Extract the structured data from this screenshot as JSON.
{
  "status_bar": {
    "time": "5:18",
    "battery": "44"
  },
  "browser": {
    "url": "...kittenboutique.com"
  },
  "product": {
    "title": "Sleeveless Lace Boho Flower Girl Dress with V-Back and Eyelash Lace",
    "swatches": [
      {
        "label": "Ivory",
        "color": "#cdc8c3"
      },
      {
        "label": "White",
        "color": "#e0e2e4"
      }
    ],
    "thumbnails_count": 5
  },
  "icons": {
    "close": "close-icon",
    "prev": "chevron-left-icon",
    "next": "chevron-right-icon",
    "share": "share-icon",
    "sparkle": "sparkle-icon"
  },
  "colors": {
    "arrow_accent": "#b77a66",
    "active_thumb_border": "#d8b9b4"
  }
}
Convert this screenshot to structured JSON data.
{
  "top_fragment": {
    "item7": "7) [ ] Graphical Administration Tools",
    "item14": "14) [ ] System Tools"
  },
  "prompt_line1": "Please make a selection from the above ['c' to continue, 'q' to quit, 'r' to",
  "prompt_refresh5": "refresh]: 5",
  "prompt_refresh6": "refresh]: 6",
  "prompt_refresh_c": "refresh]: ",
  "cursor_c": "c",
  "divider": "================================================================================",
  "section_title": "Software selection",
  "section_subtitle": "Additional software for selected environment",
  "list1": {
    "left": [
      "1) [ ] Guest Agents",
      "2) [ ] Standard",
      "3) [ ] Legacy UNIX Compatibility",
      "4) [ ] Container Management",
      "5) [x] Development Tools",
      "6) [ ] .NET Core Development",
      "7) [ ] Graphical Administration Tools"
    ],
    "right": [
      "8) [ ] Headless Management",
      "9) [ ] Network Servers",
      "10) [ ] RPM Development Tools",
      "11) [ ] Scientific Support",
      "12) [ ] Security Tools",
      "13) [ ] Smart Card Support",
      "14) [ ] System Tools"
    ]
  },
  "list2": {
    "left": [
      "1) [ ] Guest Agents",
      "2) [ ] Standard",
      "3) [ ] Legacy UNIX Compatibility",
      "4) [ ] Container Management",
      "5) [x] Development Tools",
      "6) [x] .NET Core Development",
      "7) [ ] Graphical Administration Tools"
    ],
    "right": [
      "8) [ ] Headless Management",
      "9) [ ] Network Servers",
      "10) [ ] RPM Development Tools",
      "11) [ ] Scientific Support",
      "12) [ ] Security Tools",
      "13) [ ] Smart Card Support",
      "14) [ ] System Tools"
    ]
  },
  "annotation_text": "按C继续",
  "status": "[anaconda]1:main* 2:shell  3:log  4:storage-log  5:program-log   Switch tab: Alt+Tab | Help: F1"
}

--

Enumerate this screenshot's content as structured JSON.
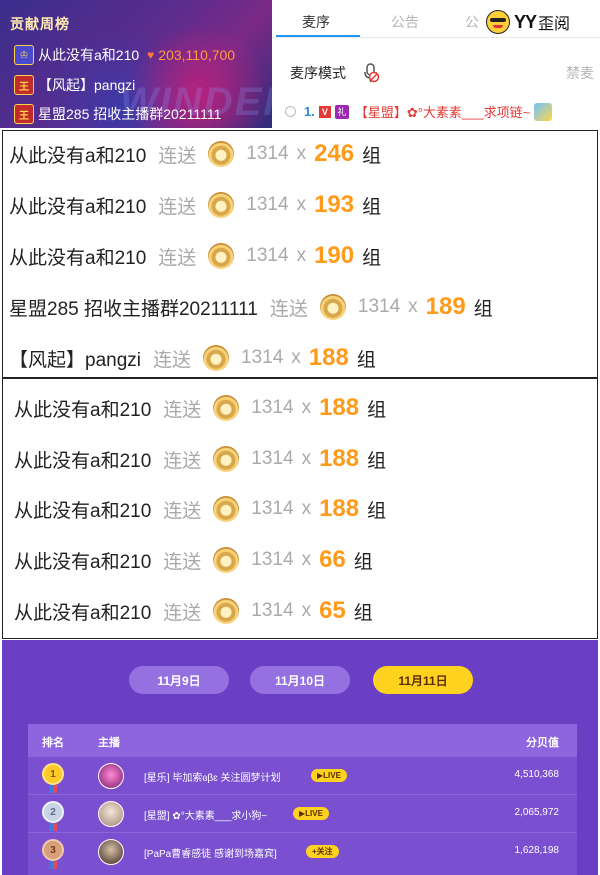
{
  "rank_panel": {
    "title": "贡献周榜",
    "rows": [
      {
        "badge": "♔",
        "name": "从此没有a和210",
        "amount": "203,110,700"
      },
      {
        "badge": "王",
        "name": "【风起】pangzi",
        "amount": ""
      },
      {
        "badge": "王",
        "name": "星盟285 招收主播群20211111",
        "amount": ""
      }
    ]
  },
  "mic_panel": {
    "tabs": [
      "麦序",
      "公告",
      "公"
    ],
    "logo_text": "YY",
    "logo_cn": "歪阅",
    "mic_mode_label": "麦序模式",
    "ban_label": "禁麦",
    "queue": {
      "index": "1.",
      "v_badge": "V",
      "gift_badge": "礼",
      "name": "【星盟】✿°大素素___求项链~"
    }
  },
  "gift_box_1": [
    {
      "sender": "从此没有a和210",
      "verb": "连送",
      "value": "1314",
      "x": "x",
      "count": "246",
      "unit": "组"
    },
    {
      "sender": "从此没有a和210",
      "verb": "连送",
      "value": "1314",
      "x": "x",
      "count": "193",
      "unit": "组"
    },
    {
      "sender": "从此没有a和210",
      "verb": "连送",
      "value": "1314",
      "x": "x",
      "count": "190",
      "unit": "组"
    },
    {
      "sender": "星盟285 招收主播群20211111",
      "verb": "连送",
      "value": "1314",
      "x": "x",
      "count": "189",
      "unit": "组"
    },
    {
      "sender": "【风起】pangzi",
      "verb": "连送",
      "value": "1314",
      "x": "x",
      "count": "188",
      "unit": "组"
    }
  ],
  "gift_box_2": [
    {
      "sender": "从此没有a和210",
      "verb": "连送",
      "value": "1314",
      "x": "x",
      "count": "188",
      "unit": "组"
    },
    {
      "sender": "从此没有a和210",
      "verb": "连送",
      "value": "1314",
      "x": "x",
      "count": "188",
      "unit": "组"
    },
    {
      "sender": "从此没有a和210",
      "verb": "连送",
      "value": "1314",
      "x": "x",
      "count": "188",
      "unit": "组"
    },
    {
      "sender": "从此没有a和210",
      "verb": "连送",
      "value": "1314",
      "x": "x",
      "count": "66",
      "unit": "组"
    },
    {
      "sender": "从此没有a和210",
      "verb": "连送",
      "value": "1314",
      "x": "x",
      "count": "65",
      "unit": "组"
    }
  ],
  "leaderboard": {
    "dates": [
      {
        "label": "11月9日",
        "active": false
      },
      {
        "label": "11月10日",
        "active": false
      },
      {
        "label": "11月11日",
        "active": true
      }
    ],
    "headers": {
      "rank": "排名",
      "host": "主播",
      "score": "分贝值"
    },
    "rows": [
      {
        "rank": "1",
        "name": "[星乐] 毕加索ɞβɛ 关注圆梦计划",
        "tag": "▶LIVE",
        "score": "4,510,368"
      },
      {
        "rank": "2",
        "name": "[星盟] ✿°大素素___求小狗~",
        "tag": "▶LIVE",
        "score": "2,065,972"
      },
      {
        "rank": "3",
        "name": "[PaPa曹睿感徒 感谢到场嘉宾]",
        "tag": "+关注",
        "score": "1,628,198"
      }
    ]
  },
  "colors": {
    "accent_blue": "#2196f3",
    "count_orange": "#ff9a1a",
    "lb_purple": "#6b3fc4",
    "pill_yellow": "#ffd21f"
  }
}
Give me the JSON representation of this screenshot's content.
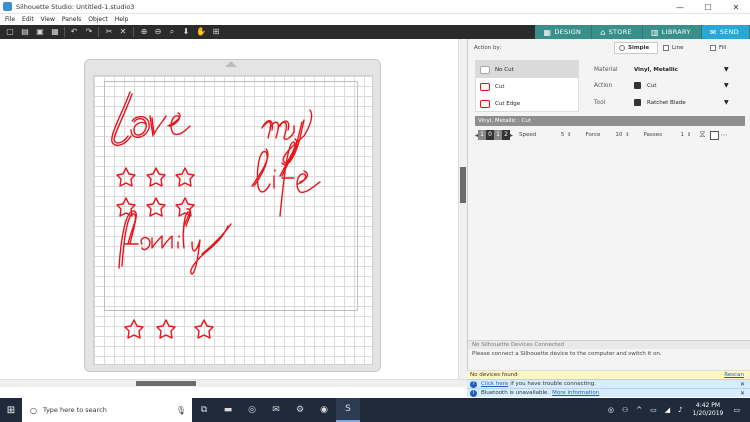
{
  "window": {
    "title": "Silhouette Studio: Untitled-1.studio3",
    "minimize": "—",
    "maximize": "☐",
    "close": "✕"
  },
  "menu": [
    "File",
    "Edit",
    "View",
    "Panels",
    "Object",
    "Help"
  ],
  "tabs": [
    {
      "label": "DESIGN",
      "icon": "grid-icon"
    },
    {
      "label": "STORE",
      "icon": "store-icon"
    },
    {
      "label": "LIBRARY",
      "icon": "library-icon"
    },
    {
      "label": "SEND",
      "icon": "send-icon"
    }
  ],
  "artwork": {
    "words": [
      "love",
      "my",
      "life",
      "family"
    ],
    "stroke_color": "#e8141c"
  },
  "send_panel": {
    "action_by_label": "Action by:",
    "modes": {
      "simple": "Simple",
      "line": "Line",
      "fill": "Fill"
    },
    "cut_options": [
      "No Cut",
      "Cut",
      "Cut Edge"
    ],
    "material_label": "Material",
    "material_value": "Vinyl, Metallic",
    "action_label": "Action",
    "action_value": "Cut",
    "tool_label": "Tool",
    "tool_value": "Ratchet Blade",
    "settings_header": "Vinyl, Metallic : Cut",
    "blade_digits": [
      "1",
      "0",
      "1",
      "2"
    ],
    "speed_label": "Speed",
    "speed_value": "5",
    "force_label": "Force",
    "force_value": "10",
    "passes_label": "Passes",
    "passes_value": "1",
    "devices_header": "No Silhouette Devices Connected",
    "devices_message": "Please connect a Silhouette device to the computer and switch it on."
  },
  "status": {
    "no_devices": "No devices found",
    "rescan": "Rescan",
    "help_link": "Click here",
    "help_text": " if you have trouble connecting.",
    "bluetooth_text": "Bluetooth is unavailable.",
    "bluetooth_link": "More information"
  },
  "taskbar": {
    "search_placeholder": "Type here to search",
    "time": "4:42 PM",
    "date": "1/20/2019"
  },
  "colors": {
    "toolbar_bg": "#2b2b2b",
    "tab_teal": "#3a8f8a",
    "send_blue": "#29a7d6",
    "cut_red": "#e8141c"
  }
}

## Your objective
Find every line in the records that has the string "data", then state how many there are and nothing else.

## Output
2